[EXERCISE] From the listing below, select every line where the word "options" appears.

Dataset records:
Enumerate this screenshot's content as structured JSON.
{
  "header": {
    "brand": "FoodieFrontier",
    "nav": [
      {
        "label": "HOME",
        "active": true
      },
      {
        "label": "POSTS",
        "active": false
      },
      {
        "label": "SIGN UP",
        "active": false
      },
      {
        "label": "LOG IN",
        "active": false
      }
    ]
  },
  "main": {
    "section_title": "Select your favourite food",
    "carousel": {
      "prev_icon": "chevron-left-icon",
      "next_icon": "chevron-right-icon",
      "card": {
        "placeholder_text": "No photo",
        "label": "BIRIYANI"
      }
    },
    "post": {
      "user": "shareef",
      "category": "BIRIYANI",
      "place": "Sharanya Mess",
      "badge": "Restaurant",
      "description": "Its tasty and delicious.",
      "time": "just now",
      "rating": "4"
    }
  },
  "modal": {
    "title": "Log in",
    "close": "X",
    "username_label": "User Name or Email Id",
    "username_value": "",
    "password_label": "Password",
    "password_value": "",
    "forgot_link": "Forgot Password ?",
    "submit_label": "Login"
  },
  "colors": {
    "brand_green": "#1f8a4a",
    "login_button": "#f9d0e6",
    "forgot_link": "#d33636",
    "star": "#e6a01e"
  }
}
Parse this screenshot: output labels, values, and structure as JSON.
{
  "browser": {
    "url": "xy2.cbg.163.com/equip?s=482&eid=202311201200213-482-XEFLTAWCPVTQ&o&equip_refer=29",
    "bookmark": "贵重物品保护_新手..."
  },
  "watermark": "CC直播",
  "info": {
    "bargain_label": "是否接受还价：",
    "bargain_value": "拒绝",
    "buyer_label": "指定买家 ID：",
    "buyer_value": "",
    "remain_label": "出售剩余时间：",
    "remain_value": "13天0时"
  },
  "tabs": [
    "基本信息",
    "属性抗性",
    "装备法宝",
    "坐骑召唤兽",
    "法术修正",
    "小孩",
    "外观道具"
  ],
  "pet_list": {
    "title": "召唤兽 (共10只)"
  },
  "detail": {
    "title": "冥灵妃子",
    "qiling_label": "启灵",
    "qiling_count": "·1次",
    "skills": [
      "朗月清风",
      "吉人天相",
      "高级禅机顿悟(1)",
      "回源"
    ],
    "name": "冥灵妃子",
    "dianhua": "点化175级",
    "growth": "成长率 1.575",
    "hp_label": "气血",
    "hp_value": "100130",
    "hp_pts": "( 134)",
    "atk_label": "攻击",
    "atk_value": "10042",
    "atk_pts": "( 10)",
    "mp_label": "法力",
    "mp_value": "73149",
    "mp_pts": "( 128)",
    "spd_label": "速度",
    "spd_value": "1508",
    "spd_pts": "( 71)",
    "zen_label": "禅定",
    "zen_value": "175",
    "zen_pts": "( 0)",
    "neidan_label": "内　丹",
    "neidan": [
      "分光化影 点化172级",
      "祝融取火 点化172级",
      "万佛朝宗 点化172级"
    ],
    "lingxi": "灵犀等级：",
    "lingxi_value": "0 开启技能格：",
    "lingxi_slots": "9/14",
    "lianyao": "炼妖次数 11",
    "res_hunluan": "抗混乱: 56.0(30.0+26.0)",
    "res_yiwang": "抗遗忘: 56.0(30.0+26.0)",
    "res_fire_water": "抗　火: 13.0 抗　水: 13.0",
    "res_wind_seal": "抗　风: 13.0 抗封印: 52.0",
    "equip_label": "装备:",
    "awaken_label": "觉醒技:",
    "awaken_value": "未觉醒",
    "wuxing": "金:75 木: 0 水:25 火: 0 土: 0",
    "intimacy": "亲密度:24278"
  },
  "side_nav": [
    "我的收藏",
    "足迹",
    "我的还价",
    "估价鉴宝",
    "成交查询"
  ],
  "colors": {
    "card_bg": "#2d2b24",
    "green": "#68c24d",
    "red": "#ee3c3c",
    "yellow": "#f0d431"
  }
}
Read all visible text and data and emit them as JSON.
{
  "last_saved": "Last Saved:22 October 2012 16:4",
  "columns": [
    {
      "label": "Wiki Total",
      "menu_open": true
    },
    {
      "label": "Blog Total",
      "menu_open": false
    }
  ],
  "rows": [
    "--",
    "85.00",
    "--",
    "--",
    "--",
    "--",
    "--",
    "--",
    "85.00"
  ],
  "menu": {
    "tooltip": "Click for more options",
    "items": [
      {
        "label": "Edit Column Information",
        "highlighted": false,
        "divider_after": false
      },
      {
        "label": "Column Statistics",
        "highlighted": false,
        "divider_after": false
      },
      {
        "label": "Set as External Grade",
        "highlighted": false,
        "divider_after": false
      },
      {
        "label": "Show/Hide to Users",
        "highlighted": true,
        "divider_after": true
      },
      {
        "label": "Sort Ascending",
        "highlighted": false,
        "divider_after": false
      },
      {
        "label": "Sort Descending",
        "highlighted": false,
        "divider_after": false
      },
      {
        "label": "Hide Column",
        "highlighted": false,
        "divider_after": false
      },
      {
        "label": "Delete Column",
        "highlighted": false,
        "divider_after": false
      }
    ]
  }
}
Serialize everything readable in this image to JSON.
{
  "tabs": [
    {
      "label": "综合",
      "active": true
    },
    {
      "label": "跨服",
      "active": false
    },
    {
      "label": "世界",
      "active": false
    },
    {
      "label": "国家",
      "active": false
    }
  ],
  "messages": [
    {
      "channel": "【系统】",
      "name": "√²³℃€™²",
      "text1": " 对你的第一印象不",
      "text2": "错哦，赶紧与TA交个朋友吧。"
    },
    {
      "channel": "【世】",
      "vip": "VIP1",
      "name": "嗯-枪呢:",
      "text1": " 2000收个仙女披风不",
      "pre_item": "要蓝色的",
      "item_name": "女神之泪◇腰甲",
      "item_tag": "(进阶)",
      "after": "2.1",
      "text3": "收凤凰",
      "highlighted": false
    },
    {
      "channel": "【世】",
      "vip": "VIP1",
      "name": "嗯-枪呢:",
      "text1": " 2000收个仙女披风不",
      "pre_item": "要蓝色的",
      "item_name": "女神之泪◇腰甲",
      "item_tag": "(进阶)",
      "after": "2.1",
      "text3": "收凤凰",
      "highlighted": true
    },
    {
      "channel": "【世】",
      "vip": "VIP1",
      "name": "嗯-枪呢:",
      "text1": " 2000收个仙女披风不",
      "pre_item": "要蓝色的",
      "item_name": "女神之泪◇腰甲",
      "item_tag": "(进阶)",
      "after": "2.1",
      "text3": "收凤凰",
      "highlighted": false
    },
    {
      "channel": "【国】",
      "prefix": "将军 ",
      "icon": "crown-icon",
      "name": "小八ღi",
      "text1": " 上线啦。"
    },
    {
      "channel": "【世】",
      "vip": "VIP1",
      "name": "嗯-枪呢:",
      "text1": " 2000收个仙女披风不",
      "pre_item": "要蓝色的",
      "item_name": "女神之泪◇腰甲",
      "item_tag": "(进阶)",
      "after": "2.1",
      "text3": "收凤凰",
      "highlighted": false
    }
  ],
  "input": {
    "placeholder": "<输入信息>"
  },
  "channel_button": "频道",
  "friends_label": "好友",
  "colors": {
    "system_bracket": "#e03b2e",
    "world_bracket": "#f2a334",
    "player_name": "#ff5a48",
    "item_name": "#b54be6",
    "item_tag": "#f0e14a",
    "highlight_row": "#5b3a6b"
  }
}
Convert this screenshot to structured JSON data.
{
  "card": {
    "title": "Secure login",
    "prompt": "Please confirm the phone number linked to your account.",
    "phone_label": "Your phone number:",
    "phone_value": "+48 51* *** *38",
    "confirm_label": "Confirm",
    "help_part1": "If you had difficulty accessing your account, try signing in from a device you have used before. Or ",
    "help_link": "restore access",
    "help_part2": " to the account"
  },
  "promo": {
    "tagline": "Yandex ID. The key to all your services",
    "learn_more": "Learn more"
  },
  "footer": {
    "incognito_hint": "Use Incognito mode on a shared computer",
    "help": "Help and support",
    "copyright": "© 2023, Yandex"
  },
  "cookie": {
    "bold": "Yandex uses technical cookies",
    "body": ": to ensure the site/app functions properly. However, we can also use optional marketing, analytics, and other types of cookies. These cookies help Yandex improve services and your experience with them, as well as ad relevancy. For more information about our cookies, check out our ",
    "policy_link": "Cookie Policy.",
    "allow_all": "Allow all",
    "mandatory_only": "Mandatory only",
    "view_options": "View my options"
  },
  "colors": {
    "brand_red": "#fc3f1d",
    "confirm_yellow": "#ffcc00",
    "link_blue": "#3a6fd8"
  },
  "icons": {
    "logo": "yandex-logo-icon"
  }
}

[SOLUTION TO THE PROBLEM]
    "tooltip": "Click for more options",
    "view_options": "View my options"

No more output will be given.